TASK BRIEF - Return only the count of lines in which the word "JSON" appears.
··· STORED ROWS
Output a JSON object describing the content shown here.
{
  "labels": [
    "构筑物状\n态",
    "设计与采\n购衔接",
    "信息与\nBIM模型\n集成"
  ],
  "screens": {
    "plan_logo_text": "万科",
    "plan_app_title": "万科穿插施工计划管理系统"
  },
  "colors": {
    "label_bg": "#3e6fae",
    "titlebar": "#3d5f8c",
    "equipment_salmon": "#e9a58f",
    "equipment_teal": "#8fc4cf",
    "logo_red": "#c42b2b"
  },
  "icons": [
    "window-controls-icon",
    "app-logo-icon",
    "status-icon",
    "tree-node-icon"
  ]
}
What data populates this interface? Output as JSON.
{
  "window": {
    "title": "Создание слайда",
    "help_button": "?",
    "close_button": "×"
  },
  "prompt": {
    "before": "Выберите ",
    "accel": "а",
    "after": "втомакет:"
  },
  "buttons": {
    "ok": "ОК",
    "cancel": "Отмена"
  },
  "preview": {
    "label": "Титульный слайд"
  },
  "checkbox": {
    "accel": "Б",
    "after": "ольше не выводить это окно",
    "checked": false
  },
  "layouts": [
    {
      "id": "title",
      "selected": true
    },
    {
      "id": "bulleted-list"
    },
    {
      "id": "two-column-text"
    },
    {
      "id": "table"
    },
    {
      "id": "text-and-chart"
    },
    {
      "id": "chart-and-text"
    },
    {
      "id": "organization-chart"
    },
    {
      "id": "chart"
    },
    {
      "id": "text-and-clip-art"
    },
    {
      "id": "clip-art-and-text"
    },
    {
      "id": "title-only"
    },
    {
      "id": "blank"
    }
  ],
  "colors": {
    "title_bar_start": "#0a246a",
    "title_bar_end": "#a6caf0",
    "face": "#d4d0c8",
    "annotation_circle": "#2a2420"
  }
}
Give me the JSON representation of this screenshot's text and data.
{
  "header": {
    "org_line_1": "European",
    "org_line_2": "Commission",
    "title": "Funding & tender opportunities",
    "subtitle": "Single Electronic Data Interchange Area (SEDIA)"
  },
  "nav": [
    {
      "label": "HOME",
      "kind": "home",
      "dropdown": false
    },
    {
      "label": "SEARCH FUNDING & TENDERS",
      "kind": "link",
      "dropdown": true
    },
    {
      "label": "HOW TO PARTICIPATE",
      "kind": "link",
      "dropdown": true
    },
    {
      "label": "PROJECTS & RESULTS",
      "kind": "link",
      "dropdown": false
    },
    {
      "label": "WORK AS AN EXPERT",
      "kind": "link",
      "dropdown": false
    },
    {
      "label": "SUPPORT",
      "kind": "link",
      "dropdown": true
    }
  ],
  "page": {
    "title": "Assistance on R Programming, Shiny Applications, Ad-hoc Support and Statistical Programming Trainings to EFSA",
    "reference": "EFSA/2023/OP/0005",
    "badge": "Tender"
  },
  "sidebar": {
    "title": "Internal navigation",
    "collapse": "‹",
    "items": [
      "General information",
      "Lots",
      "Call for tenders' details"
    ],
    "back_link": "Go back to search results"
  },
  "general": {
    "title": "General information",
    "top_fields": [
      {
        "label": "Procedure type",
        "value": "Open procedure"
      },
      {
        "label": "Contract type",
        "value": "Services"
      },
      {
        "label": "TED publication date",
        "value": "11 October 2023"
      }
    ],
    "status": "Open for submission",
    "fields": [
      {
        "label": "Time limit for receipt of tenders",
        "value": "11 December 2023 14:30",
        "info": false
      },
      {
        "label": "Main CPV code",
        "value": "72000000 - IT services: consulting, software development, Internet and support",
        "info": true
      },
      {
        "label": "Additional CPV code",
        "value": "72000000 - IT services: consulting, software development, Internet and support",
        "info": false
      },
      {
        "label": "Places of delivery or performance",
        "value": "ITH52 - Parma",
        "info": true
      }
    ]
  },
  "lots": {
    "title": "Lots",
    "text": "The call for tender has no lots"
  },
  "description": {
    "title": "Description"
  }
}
······
SOLUTION TO THIS TASK - 3